…А сейчас, после работы, снова – на электричку. Мимо Очакова, где Юрка долго жил. В Переделкино, где он похоронен…
У тебя в ногах – Холод
[1],
а под головой – речка,
травку над тобой полют,
Богу за тебя – свечка.
И благодарю Бога,
и кляну Его грешно:
как же Он дает много! –
отбирает поспешно.
Собеседники
Тогда с Киевского вокзала я ехал до Очакова, до Щекоча, то есть домой. Возвращался из Болгарии, где прожил почти три месяца.
Тоскливый московский ноябрь, но на сердце радость. Это было еще то время, когда, подъезжая к Москве, я испытывал радостное волнение.
Поздний вечер. Электричка полупустая. На «плацкартной», гнутой скамейке передо мной сидит мужичок – дед Мазай без зайцев, одно ухо меховой ушанки вверх, другое вниз. В руках у него вязанье, от которого он отрывается и пристально смотрит на меня. Потом спрашивает: «А кто у нас лучший скульптор?» От неожиданности я что-то мямлю, неуверенно называю Коненкова, Шадра… «Не-е-т, – перебивает он меня, – конечно, Антокольский!» Спорить у меня нет никакого желания. Мужичок не отступает: «А кто у нас лучшая певица? Скажете – Пугачева? Она, конечно, ничего, но куда ей до Руслановой!»
Мне этот разговор начинает нравиться – в последние две недели в Болгарии самым популярным словом было «чушки» (такой сорт перца, который вся страна дружно собирает, варит, жарит и маринует осенью). Буквально везде – в транспорте, на улицах, в домах их элиты – обсуждались эти чушки и никаких тебе духовных интересов. А тут – первый же случайный попутчик-соотечественник, и – пожалуйста…
Мужичок сам себя перебил: «Вот, наверно, думаете: мужик, а вяжет, как-то не к лицу, а я пока до Апрелевки доеду дочке полкофточки свяжу, чего стесняться…» Когда я пошел к выходу, он проводил меня до тамбура и все говорил, говорил… Открылись двери, я попрощался. Последнее, что услышал: «Да, конечно, я болтун, а что, так промолчишь, простесняешься, а жизнь-то проходит…» На этих его словах двери захлопнулись и прижали одно ухо его шапки. Электричка тронулась, а я остался на перроне и, пока было видно, смотрел на это удаляющееся в ночь прижатое меховое ухо…
А самого немногословного собеседника я тоже встретил в электричке, на этой же дороге, но много лет спустя и уже по пути в Переделкино.
⁂
- **Задание**
Продолжите рассказ о попутчиках в электричке, начав сразу после его последнего предложения. Строки, приведённые после текста, здесь не нужны.

- **Показанные строки**
⁂
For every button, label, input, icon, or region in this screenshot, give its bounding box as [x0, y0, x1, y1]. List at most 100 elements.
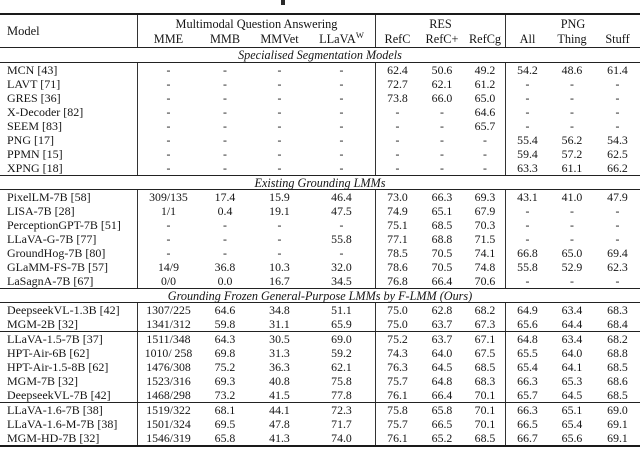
table-row: MGM-2B [32] 1341/312 59.8 31.1 65.9 75.0 63.7 6… — [0, 317, 640, 331]
value-cell: 47.8 — [269, 417, 290, 431]
value-cell: 50.6 — [431, 63, 453, 77]
value-cell: - — [277, 91, 282, 105]
value-cell: - — [137, 218, 199, 232]
value-cell: - — [137, 63, 199, 77]
model-name-cell: X-Decoder [82] — [7, 105, 84, 119]
value-cell: 70.1 — [474, 417, 496, 431]
value-cell: 69.5 — [214, 417, 236, 431]
value-cell: 64.0 — [561, 346, 583, 360]
value-cell: - — [339, 63, 344, 77]
value-cell: 59.8 — [214, 317, 236, 331]
value-cell: - — [137, 91, 199, 105]
value-cell: - — [570, 274, 574, 288]
col-header-mme: MME — [137, 32, 199, 47]
value-cell: - — [277, 133, 282, 147]
value-cell: 44.1 — [269, 403, 290, 417]
value-cell: 1341/312 — [137, 317, 199, 331]
value-cell: - — [277, 246, 282, 260]
value-cell: - — [137, 232, 199, 246]
value-cell: 64.4 — [561, 317, 583, 331]
value-cell: 31.3 — [269, 346, 290, 360]
value-cell: 1/1 — [137, 204, 199, 218]
value-cell: 75.7 — [375, 374, 419, 388]
value-cell: 69.0 — [607, 403, 628, 417]
value-cell: 40.8 — [269, 374, 290, 388]
section-title: Existing Grounding LMMs — [0, 175, 640, 190]
col-group-png: PNG — [505, 15, 640, 32]
table-row: HPT-Air-6B [62] 1010/ 258 69.8 31.3 59.2 74.3… — [0, 346, 640, 360]
value-cell: 47.5 — [331, 204, 352, 218]
value-cell: - — [505, 274, 549, 288]
value-cell: 68.3 — [607, 303, 628, 317]
value-cell: 66.5 — [505, 417, 549, 431]
value-cell: - — [223, 91, 227, 105]
value-cell: - — [375, 147, 419, 161]
value-cell: 55.4 — [505, 133, 549, 147]
value-cell: 64.9 — [505, 303, 549, 317]
table-row: PerceptionGPT-7B [51] - - - -75.1 68.5 70.3- - - — [0, 218, 640, 232]
value-cell: 78.6 — [375, 260, 419, 274]
value-cell: - — [375, 105, 419, 119]
value-cell: - — [339, 161, 344, 175]
value-cell: - — [570, 119, 574, 133]
col-header-mmvet: MMVet — [260, 32, 299, 46]
col-header-refcg: RefCg — [468, 32, 502, 46]
value-cell: - — [505, 77, 549, 91]
model-name-cell: LLaVA-1.5-7B [37] — [7, 332, 103, 346]
value-cell: - — [615, 204, 620, 218]
value-cell: 70.3 — [474, 218, 496, 232]
value-cell: - — [137, 147, 199, 161]
value-cell: - — [223, 133, 227, 147]
table-row: DeepseekVL-7B [42] 1468/298 73.2 41.5 77.8 76… — [0, 388, 640, 402]
value-cell: 69.1 — [607, 417, 628, 431]
value-cell: 68.8 — [431, 232, 453, 246]
value-cell: 69.3 — [214, 374, 236, 388]
value-cell: - — [223, 218, 227, 232]
value-cell: 68.2 — [607, 332, 628, 346]
value-cell: - — [137, 133, 199, 147]
model-name-cell: GRES [36] — [7, 91, 61, 105]
value-cell: - — [277, 161, 282, 175]
value-cell: 66.4 — [431, 388, 453, 402]
value-cell: 17.4 — [214, 190, 236, 204]
value-cell: 19.1 — [269, 204, 290, 218]
value-cell: 74.9 — [375, 204, 419, 218]
value-cell: - — [483, 147, 487, 161]
value-cell: 75.8 — [331, 374, 352, 388]
value-cell: 72.3 — [331, 403, 352, 417]
value-cell: 62.5 — [607, 147, 628, 161]
col-header-mmb: MMB — [209, 32, 241, 46]
value-cell: 65.6 — [505, 317, 549, 331]
value-cell: 73.8 — [375, 91, 419, 105]
model-name-cell: MGM-HD-7B [32] — [7, 431, 100, 445]
value-cell: 67.5 — [474, 346, 496, 360]
value-cell: 1468/298 — [137, 388, 199, 402]
value-cell: 73.2 — [214, 388, 236, 402]
value-cell: 64.8 — [431, 374, 453, 388]
value-cell: - — [615, 274, 620, 288]
model-name-cell: LAVT [71] — [7, 77, 61, 91]
value-cell: - — [505, 204, 549, 218]
value-cell: 66.3 — [431, 190, 453, 204]
value-cell: - — [277, 232, 282, 246]
value-cell: 31.1 — [269, 317, 290, 331]
value-cell: 41.0 — [561, 190, 583, 204]
model-name-cell: LLaVA-1.6-M-7B [38] — [7, 417, 118, 431]
value-cell: 55.8 — [331, 232, 352, 246]
value-cell: 67.9 — [474, 204, 496, 218]
value-cell: 65.7 — [474, 119, 496, 133]
model-name-cell: PerceptionGPT-7B [51] — [7, 218, 121, 232]
table-row: PixelLM-7B [58] 309/135 17.4 15.9 46.4 73.0 66… — [0, 190, 640, 204]
col-header-refc-plus: RefC+ — [425, 32, 459, 46]
value-cell: 30.5 — [269, 332, 290, 346]
value-cell: - — [615, 232, 620, 246]
value-cell: 65.0 — [474, 91, 496, 105]
col-header-stuff: Stuff — [605, 32, 630, 46]
model-name-cell: XPNG [18] — [7, 161, 63, 175]
value-cell: - — [223, 147, 227, 161]
value-cell: 41.5 — [269, 388, 290, 402]
table-row: LAVT [71] - - - -72.7 62.1 61.2- - - — [0, 77, 640, 91]
value-cell: 63.3 — [505, 161, 549, 175]
value-cell: 0.4 — [217, 204, 233, 218]
model-name-cell: LLaVA-1.6-7B [38] — [7, 403, 103, 417]
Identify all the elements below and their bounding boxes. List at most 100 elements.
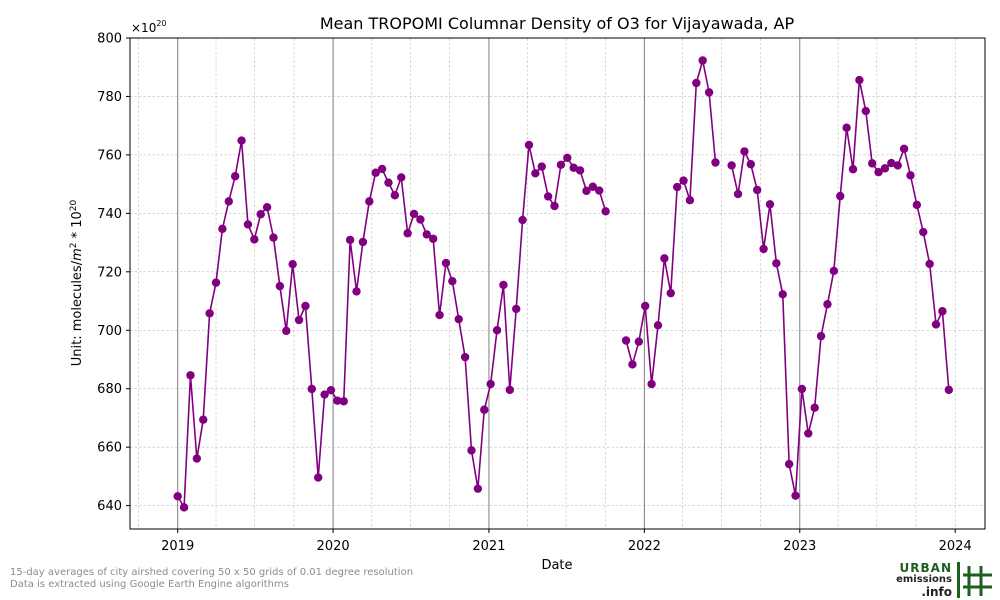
x-tick-label: 2024 <box>939 539 972 554</box>
data-point <box>653 321 663 330</box>
data-point <box>211 278 221 287</box>
data-point <box>173 492 182 501</box>
data-point <box>384 178 393 187</box>
data-point <box>397 173 406 182</box>
y-axis-label: Unit: molecules/m2 * 1020 <box>69 199 85 366</box>
data-point <box>243 220 253 229</box>
footnote-line-2: Data is extracted using Google Earth Eng… <box>10 579 289 590</box>
data-point <box>256 210 265 219</box>
data-point <box>269 233 278 242</box>
data-point <box>746 160 756 169</box>
data-point <box>634 337 644 346</box>
data-point <box>486 379 495 389</box>
data-point <box>377 164 387 174</box>
data-point <box>307 384 317 394</box>
data-point <box>454 314 463 324</box>
data-point <box>301 301 310 311</box>
data-point <box>685 196 695 205</box>
data-point <box>867 159 877 168</box>
data-point <box>836 191 845 201</box>
data-point <box>345 235 355 245</box>
data-point <box>448 276 457 286</box>
data-point <box>294 315 304 325</box>
x-axis-label: Date <box>541 558 572 573</box>
data-point <box>816 331 826 341</box>
y-offset-base: ×10 <box>131 21 156 35</box>
data-point <box>473 484 483 493</box>
data-point <box>326 385 336 395</box>
data-point <box>588 182 598 191</box>
data-point <box>887 158 896 168</box>
data-point <box>505 385 515 395</box>
data-point <box>333 396 342 405</box>
data-point <box>711 158 720 167</box>
data-point <box>320 390 329 399</box>
data-point <box>944 385 954 395</box>
data-point <box>704 88 714 97</box>
data-point <box>435 310 444 320</box>
data-point <box>874 167 883 177</box>
y-tick-label: 720 <box>97 265 122 280</box>
data-point <box>275 281 285 291</box>
data-point <box>422 230 431 239</box>
data-point <box>569 163 578 172</box>
data-point <box>861 106 870 116</box>
data-point <box>628 360 637 369</box>
footnote-line-1: 15-day averages of city airshed covering… <box>10 567 414 578</box>
y-tick-label: 780 <box>97 90 122 105</box>
hash-grid-icon <box>957 562 992 598</box>
data-point <box>543 192 553 201</box>
data-point <box>575 166 585 175</box>
x-tick-label: 2020 <box>317 539 350 554</box>
series-line <box>625 59 717 385</box>
data-point <box>499 280 508 290</box>
data-point <box>550 201 559 211</box>
data-point <box>428 234 438 243</box>
x-tick-label: 2023 <box>783 539 816 554</box>
data-point <box>797 384 807 394</box>
x-tick-label: 2022 <box>628 539 661 554</box>
data-point <box>647 379 656 389</box>
data-point <box>524 140 534 150</box>
data-point <box>518 215 527 225</box>
data-point <box>791 491 800 500</box>
data-point <box>531 169 540 178</box>
data-point <box>262 203 272 212</box>
data-point <box>759 244 768 254</box>
data-series <box>173 56 954 512</box>
data-point <box>660 254 669 263</box>
data-point <box>441 258 451 268</box>
data-point <box>919 227 928 237</box>
data-point <box>829 266 839 276</box>
data-point <box>765 200 775 209</box>
data-point <box>938 307 947 316</box>
data-point <box>179 503 189 512</box>
data-point <box>492 326 502 335</box>
data-point <box>224 197 233 206</box>
data-point <box>810 403 819 412</box>
data-point <box>537 162 546 171</box>
data-point <box>282 326 291 336</box>
y-tick-label: 740 <box>97 207 122 222</box>
grid-lines <box>130 37 985 529</box>
data-point <box>186 371 195 380</box>
data-point <box>692 78 701 88</box>
urban-emissions-logo: URBAN emissions .info <box>896 560 996 600</box>
logo-word-info: .info <box>921 585 952 599</box>
data-point <box>753 185 762 195</box>
data-point <box>416 215 425 224</box>
data-point <box>804 429 813 438</box>
data-point <box>880 164 890 173</box>
data-point <box>733 189 743 199</box>
chart-title: Mean TROPOMI Columnar Density of O3 for … <box>320 14 795 33</box>
data-point <box>848 165 858 174</box>
data-point <box>556 160 566 170</box>
plot-frame <box>129 37 986 530</box>
data-point <box>931 320 941 329</box>
data-point <box>855 75 864 85</box>
data-point <box>679 176 688 185</box>
data-point <box>205 309 214 318</box>
data-point <box>582 186 591 196</box>
y-offset-label: ×1020 <box>131 19 167 35</box>
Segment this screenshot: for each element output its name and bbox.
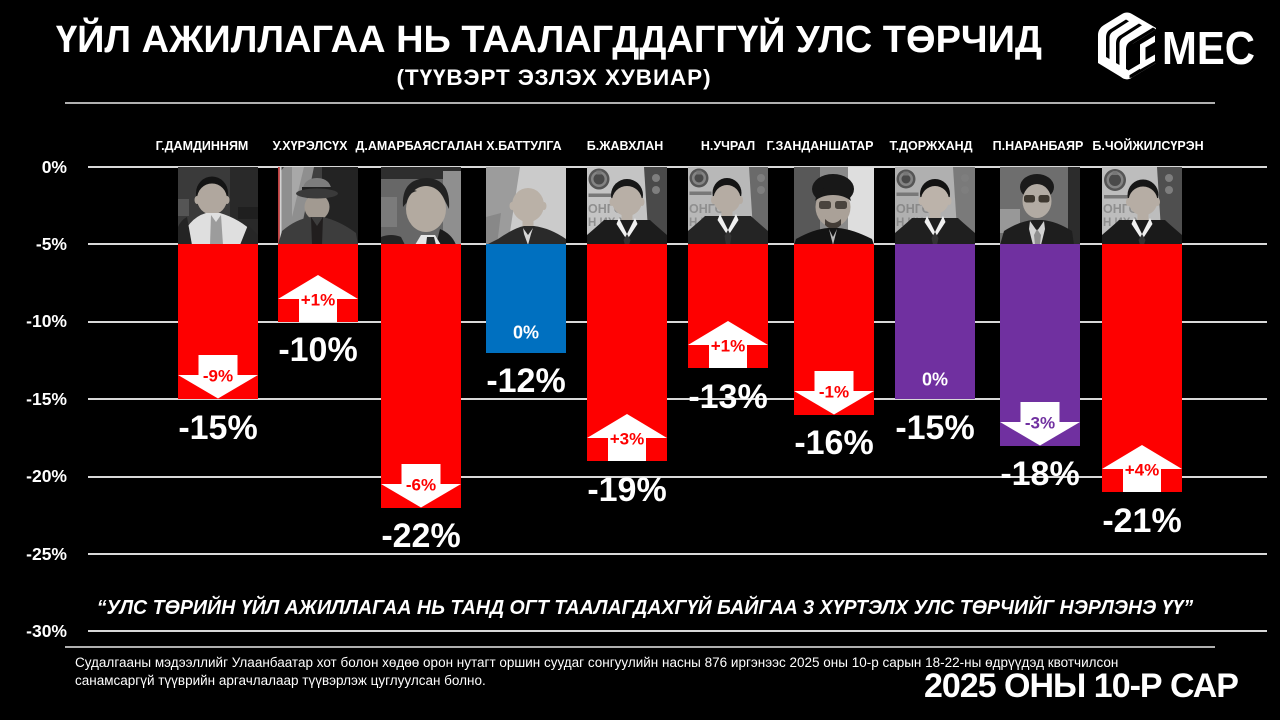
svg-text:MEC: MEC — [1162, 22, 1255, 74]
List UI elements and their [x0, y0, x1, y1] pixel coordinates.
⁂
- **Результат**
Вагон был набит битком и даже тамбур, где я обосновался. Меня буквально прижало к хлипкому прокуренному субъекту. «Болят мои раны!» – вдруг сказал он. Я решил, что слишком на него надавил и извинился. Он отрицательно покачал головой и кивнул в окно на гостиницу «Украина», мимо которой мы как раз проезжали.
Я сообразил, что он, наверно, глубоко переживает отделение Украины от России, и уважительно на него посмотрел. Но он снова помотал головой: «Работал, болят мои раны, сократили». Через какое-то время добавил: «Жена, дочь, болят мои раны!»
Я понял, что у него семья, надо кормить, а тут сократили, и поинтересовался, устроился ли он на другую работу. «Болят мои раны!» – ответил он мне, и я испытал искреннее сочувствие к этому откровенному и яркому собеседнику.
…Кто были моими собеседниками – помимо случайных попутчиков? Многие замечательные люди.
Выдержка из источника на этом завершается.